▶ _Records about charts and figures_
━━━━━━━━━━━━━━━━
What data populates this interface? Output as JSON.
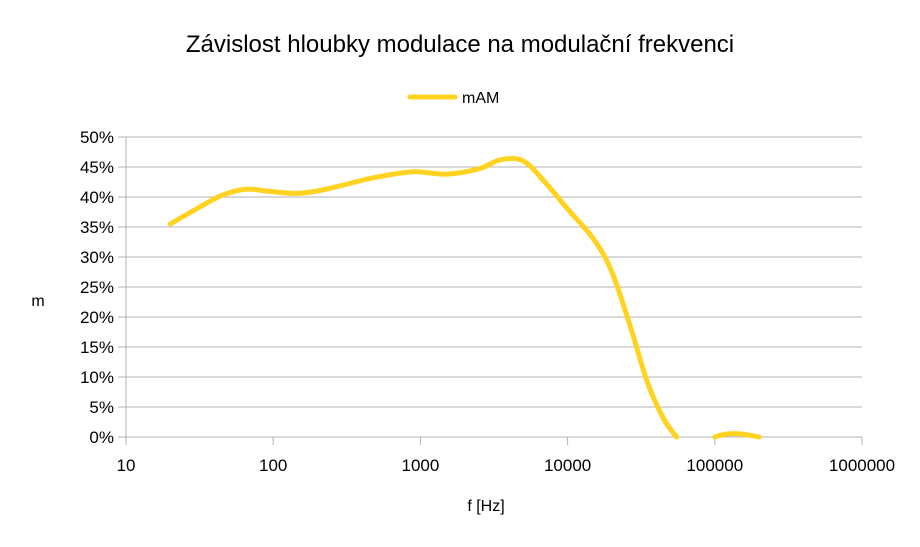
{
  "chart_data": {
    "type": "line",
    "title": "Závislost hloubky modulace na modulační frekvenci",
    "xlabel": "f [Hz]",
    "ylabel": "m",
    "x_scale": "log",
    "xlim": [
      10,
      1000000
    ],
    "ylim": [
      0,
      0.5
    ],
    "x_ticks": [
      "10",
      "100",
      "1000",
      "10000",
      "100000",
      "1000000"
    ],
    "y_ticks": [
      "0%",
      "5%",
      "10%",
      "15%",
      "20%",
      "25%",
      "30%",
      "35%",
      "40%",
      "45%",
      "50%"
    ],
    "grid": "horizontal",
    "legend_position": "top",
    "series": [
      {
        "name": "mAM",
        "color": "#ffd320",
        "segments": [
          [
            [
              20,
              0.355
            ],
            [
              30,
              0.38
            ],
            [
              45,
              0.403
            ],
            [
              65,
              0.413
            ],
            [
              90,
              0.41
            ],
            [
              140,
              0.406
            ],
            [
              200,
              0.41
            ],
            [
              300,
              0.42
            ],
            [
              500,
              0.433
            ],
            [
              900,
              0.442
            ],
            [
              1500,
              0.438
            ],
            [
              2500,
              0.447
            ],
            [
              3500,
              0.462
            ],
            [
              5000,
              0.46
            ],
            [
              7000,
              0.425
            ],
            [
              10000,
              0.38
            ],
            [
              15000,
              0.33
            ],
            [
              20000,
              0.275
            ],
            [
              27000,
              0.18
            ],
            [
              35000,
              0.09
            ],
            [
              45000,
              0.03
            ],
            [
              55000,
              0.0
            ]
          ],
          [
            [
              100000,
              0.0
            ],
            [
              120000,
              0.005
            ],
            [
              150000,
              0.005
            ],
            [
              200000,
              0.0
            ]
          ]
        ]
      }
    ]
  }
}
━━━━━━━━━━━━━━━━
▶ _SET EXERCISE_
Go through the listing above and quote it exactly, apart from its images.

▶ _ANSWER TO THIS TASK_
What data populates this interface? Output as JSON.
{
  "chart_data": {
    "type": "line",
    "title": "Závislost hloubky modulace na modulační frekvenci",
    "xlabel": "f [Hz]",
    "ylabel": "m",
    "x_scale": "log",
    "xlim": [
      10,
      1000000
    ],
    "ylim": [
      0,
      0.5
    ],
    "x_ticks": [
      "10",
      "100",
      "1000",
      "10000",
      "100000",
      "1000000"
    ],
    "y_ticks": [
      "0%",
      "5%",
      "10%",
      "15%",
      "20%",
      "25%",
      "30%",
      "35%",
      "40%",
      "45%",
      "50%"
    ],
    "grid": "horizontal",
    "legend_position": "top",
    "series": [
      {
        "name": "mAM",
        "color": "#ffd320",
        "segments": [
          [
            [
              20,
              0.355
            ],
            [
              30,
              0.38
            ],
            [
              45,
              0.403
            ],
            [
              65,
              0.413
            ],
            [
              90,
              0.41
            ],
            [
              140,
              0.406
            ],
            [
              200,
              0.41
            ],
            [
              300,
              0.42
            ],
            [
              500,
              0.433
            ],
            [
              900,
              0.442
            ],
            [
              1500,
              0.438
            ],
            [
              2500,
              0.447
            ],
            [
              3500,
              0.462
            ],
            [
              5000,
              0.46
            ],
            [
              7000,
              0.425
            ],
            [
              10000,
              0.38
            ],
            [
              15000,
              0.33
            ],
            [
              20000,
              0.275
            ],
            [
              27000,
              0.18
            ],
            [
              35000,
              0.09
            ],
            [
              45000,
              0.03
            ],
            [
              55000,
              0.0
            ]
          ],
          [
            [
              100000,
              0.0
            ],
            [
              120000,
              0.005
            ],
            [
              150000,
              0.005
            ],
            [
              200000,
              0.0
            ]
          ]
        ]
      }
    ]
  }
}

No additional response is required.